* START TASK DATA *

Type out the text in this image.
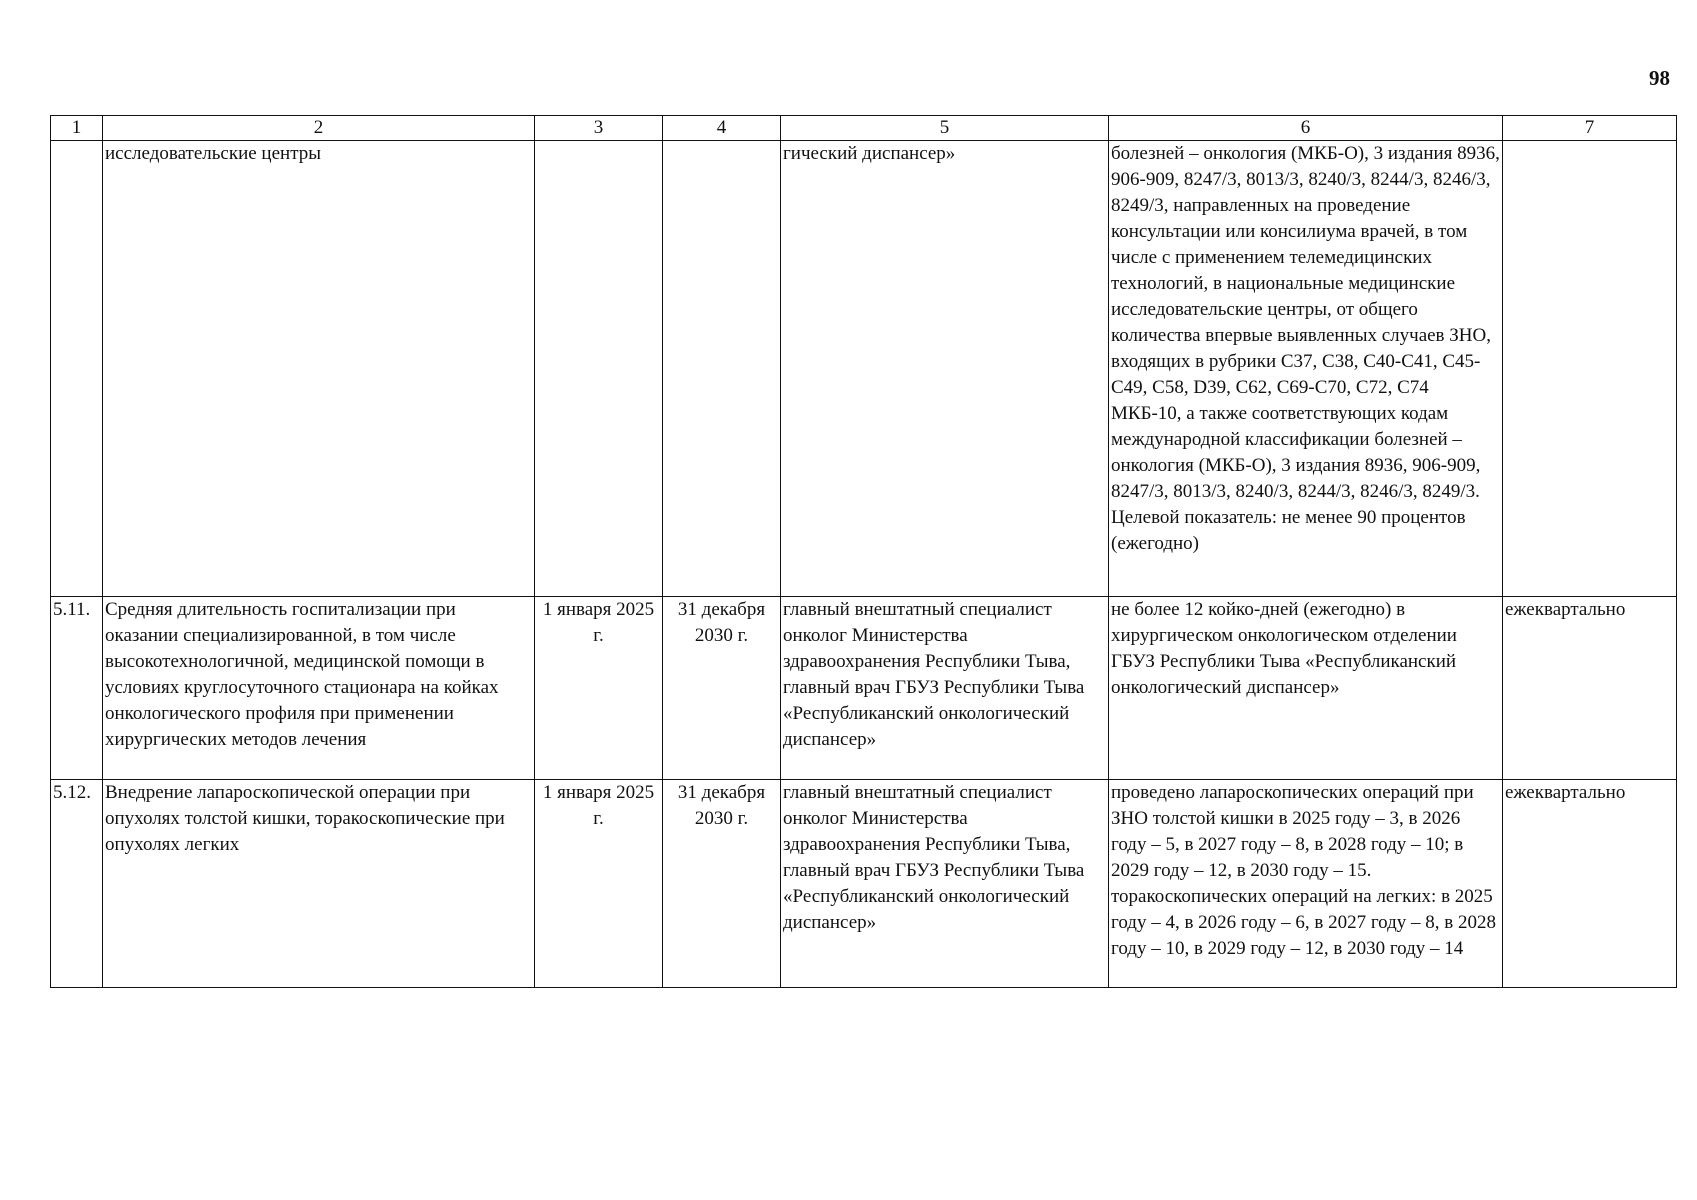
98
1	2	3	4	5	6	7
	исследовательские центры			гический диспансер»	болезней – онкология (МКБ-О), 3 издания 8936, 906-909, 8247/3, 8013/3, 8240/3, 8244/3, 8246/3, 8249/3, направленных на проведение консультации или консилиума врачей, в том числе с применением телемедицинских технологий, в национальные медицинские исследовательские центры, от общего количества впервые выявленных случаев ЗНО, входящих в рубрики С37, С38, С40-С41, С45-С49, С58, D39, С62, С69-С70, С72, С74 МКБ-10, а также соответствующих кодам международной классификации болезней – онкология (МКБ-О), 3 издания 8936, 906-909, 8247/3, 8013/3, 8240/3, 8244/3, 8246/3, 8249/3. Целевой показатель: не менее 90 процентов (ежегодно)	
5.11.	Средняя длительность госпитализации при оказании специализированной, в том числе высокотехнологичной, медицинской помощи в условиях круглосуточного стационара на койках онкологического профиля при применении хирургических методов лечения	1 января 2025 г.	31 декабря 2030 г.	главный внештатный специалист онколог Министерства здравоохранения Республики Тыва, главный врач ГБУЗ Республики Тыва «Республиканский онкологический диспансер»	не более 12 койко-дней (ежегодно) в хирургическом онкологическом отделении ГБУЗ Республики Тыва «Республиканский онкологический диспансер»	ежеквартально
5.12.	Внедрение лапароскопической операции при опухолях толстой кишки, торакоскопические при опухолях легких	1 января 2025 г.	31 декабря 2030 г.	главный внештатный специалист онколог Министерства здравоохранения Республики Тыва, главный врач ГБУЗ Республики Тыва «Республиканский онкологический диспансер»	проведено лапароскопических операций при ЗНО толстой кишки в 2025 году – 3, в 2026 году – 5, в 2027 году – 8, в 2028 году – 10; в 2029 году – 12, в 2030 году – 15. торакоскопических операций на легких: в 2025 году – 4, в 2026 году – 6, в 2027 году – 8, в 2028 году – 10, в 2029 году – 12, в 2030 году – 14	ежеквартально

* END TASK DATA *
* START TASK DATA *

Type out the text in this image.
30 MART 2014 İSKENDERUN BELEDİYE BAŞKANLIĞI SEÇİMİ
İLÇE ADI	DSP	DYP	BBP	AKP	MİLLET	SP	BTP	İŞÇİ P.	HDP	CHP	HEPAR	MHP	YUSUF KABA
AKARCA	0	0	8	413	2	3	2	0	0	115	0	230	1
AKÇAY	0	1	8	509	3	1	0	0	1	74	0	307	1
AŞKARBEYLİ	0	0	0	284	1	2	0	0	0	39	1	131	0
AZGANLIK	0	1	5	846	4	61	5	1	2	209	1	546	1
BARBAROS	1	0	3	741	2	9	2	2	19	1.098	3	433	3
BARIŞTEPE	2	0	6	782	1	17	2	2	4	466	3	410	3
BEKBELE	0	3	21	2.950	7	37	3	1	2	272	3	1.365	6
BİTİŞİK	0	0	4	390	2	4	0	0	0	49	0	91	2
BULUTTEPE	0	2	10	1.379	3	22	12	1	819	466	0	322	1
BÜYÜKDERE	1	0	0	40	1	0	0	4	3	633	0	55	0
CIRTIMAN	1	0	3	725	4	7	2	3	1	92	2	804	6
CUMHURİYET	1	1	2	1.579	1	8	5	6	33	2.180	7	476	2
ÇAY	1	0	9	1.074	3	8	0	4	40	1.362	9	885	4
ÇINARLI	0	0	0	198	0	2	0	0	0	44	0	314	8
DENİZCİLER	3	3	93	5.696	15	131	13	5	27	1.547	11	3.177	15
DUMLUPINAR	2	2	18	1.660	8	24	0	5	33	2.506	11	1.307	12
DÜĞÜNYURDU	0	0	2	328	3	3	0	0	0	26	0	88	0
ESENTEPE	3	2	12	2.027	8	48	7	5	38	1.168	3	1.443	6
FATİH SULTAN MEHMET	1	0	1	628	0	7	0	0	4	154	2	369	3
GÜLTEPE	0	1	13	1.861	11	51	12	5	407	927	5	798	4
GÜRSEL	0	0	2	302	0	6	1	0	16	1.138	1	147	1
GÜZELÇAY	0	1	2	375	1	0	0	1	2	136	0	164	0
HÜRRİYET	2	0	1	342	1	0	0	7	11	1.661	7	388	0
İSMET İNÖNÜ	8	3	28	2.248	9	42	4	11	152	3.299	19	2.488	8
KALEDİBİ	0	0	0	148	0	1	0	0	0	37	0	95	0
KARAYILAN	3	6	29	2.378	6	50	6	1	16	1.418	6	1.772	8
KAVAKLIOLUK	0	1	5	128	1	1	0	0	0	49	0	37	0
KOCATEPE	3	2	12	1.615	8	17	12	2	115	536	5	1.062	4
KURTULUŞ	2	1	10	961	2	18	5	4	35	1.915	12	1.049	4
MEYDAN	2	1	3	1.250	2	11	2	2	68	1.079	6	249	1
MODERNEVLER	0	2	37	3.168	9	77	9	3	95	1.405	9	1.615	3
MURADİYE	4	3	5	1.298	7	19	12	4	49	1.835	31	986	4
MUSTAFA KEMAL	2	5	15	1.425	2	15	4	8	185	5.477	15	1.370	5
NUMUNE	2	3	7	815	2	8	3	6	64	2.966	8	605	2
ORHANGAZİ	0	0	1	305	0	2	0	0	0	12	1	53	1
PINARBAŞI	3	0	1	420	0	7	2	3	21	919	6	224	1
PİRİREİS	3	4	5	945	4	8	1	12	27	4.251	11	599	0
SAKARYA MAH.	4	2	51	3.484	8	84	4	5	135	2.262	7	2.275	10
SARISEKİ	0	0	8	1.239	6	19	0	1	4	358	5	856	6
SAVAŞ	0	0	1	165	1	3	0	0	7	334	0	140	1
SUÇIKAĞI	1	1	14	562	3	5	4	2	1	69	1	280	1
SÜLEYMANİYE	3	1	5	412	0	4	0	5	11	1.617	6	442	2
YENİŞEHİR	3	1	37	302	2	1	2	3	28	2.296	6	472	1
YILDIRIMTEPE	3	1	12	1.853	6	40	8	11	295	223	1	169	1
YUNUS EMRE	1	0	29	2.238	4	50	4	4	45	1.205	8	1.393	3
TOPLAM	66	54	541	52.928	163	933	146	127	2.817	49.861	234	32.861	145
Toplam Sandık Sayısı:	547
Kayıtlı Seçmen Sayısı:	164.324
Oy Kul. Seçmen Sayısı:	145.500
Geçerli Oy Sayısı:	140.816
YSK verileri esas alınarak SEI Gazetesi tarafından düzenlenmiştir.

* END TASK DATA *
* START TASK DATA *

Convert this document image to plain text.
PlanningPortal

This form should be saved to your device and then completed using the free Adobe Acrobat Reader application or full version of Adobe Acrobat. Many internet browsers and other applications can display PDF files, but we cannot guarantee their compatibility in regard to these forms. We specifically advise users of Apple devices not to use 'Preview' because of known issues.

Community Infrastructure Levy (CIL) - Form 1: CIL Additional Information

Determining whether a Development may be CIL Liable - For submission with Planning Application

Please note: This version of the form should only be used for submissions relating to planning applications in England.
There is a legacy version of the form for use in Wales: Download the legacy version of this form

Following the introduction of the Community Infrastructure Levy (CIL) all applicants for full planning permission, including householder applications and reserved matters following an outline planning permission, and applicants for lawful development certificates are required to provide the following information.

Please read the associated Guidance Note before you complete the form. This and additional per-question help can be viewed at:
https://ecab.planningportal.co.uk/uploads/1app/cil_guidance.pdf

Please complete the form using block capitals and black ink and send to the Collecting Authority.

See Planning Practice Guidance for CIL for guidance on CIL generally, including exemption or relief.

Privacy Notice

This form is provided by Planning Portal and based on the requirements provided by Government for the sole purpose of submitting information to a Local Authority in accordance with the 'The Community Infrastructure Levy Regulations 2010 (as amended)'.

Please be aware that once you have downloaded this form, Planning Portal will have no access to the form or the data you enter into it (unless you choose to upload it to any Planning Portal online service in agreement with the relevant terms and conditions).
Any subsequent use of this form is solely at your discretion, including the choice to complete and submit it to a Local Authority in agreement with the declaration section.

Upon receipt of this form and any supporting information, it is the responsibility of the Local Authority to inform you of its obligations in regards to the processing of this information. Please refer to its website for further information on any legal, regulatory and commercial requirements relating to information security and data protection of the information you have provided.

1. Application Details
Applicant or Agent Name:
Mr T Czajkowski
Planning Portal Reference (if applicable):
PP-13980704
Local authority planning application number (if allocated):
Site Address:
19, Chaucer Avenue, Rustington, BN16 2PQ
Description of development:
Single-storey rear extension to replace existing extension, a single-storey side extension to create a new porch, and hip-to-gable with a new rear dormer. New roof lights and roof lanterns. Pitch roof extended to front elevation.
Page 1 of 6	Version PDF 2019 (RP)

* END TASK DATA *

EXERCISE INSTRUCTIONS »
Take each line containing the string "provided" and copy it out.

RIGHT ANSWER »
This form is provided by Planning Portal and based on the requirements provided by Government for the sole purpose of submitting information to a Local Authority in accordance with the 'The Community Infrastructure Levy Regulations 2010 (as amended)'.
Upon receipt of this form and any supporting information, it is the responsibility of the Local Authority to inform you of its obligations in regards to the processing of this information. Please refer to its website for further information on any legal, regulatory and commercial requirements relating to information security and data protection of the information you have provided.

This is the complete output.